[Exercise brief] Work through the data below line by line and say how many lines hold "JSON"; give only the number.

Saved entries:
###

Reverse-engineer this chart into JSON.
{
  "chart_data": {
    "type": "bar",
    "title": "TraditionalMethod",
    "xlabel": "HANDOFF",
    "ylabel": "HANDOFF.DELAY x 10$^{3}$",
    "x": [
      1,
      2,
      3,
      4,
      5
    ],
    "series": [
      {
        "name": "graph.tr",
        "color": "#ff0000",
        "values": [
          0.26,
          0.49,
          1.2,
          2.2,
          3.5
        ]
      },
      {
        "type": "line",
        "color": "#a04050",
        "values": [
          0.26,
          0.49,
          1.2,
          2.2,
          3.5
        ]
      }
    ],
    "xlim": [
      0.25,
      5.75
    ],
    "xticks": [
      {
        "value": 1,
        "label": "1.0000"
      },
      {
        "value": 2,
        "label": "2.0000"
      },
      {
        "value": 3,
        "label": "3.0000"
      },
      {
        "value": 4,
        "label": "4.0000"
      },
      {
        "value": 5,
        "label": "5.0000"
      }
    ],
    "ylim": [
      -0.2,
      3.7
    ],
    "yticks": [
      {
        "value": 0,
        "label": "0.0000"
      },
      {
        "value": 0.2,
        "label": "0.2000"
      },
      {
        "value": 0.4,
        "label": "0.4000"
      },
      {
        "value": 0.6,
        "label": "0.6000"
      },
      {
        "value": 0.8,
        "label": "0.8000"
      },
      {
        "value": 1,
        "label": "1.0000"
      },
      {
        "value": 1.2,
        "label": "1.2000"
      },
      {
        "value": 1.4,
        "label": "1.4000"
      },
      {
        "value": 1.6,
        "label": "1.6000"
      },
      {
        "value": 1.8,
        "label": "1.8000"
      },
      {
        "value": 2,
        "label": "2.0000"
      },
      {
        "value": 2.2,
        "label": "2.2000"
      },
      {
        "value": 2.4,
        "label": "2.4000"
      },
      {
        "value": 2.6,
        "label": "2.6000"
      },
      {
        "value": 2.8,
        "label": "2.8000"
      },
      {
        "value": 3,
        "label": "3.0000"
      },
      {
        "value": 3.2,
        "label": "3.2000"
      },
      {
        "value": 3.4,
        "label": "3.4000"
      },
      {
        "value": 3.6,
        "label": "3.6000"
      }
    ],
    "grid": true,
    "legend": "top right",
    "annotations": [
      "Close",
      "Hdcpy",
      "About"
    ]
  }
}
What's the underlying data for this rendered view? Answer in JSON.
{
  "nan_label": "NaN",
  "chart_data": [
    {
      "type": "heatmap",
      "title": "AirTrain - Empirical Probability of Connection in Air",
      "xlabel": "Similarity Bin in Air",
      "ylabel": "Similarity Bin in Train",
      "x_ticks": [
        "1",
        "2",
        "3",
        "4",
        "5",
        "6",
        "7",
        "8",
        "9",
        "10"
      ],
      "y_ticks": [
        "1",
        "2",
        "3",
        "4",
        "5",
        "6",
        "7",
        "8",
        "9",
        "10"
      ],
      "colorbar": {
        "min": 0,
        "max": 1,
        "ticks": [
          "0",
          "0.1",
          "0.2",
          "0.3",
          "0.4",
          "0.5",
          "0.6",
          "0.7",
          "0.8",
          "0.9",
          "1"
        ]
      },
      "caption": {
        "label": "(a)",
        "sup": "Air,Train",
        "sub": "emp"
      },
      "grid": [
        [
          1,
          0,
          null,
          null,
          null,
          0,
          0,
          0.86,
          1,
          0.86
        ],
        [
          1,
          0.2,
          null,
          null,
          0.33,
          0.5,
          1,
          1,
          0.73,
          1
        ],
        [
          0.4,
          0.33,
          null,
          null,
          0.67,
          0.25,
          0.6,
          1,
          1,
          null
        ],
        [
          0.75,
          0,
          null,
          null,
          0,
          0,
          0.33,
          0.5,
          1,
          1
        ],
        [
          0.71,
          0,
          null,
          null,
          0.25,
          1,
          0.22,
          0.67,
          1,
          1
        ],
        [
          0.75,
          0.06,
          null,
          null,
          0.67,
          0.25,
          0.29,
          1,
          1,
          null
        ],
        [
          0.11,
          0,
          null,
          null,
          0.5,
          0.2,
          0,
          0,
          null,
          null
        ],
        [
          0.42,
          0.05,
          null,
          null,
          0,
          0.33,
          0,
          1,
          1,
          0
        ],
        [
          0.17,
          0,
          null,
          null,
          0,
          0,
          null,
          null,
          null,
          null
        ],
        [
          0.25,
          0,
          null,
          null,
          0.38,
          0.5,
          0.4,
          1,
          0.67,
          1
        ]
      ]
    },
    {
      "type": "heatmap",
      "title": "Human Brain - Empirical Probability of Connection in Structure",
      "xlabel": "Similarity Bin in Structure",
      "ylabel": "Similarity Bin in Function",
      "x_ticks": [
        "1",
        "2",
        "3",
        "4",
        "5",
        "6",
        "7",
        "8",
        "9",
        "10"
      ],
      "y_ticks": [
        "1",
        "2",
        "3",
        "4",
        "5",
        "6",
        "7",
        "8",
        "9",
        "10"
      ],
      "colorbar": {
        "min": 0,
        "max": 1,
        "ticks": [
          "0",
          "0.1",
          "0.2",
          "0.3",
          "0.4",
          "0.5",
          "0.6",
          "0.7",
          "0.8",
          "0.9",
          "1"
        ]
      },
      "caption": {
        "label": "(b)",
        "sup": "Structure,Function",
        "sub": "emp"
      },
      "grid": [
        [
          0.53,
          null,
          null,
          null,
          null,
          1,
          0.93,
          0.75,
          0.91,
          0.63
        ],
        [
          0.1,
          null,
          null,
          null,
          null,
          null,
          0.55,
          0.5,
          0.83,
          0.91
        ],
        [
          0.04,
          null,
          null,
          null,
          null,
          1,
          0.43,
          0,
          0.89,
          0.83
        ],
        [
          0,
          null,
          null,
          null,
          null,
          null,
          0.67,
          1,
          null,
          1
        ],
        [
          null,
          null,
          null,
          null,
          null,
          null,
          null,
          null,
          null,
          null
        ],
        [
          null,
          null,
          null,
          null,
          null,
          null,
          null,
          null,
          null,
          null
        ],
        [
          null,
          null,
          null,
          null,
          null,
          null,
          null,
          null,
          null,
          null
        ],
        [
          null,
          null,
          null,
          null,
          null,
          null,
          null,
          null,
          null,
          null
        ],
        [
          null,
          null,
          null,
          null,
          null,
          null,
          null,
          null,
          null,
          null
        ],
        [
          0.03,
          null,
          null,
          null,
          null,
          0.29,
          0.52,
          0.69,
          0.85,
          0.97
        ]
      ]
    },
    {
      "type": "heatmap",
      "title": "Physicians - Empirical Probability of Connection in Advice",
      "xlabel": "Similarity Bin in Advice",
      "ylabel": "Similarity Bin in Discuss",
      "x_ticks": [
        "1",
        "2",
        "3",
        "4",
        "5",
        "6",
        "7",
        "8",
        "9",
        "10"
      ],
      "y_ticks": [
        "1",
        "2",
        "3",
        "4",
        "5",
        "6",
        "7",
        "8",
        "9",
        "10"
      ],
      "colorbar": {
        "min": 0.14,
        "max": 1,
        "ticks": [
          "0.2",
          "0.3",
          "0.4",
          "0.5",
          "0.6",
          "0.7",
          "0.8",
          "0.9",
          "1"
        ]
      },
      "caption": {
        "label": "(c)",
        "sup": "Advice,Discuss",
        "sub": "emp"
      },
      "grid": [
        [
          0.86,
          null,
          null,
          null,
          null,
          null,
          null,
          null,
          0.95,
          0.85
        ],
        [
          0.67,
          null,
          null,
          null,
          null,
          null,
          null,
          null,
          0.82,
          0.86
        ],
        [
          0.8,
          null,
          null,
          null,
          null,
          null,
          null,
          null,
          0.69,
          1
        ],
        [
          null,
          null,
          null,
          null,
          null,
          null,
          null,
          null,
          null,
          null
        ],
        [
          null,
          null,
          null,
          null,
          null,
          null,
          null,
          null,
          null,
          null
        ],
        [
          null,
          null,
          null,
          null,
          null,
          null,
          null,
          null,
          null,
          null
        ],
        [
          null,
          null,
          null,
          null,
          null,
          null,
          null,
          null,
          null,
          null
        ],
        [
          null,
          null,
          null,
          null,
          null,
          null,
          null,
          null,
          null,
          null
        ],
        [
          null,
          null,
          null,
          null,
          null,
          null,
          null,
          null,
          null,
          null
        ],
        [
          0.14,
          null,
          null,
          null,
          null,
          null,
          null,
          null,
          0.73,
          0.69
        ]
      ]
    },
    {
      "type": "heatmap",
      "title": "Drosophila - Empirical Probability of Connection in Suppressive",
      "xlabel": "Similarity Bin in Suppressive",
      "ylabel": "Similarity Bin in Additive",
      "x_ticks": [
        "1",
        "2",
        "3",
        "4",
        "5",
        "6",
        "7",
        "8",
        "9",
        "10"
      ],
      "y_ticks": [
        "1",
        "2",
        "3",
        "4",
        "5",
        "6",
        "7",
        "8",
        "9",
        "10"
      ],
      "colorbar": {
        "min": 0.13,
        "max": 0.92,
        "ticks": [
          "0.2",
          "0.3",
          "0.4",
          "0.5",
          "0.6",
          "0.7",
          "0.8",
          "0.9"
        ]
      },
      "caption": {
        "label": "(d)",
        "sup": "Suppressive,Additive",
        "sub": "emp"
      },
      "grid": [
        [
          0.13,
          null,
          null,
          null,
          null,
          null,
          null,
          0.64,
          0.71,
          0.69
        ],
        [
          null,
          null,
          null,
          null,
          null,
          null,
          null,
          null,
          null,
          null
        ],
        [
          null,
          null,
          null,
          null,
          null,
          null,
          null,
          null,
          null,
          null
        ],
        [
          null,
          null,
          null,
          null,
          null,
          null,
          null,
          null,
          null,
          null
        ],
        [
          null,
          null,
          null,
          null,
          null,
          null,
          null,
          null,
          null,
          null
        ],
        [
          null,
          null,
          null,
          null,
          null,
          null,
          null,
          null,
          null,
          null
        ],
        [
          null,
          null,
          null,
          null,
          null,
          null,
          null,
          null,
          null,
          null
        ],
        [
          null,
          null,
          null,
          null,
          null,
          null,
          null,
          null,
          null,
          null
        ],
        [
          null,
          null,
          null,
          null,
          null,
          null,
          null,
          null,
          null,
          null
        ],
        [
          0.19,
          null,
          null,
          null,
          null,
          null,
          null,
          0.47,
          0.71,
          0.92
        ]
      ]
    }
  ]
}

###

[Response] 2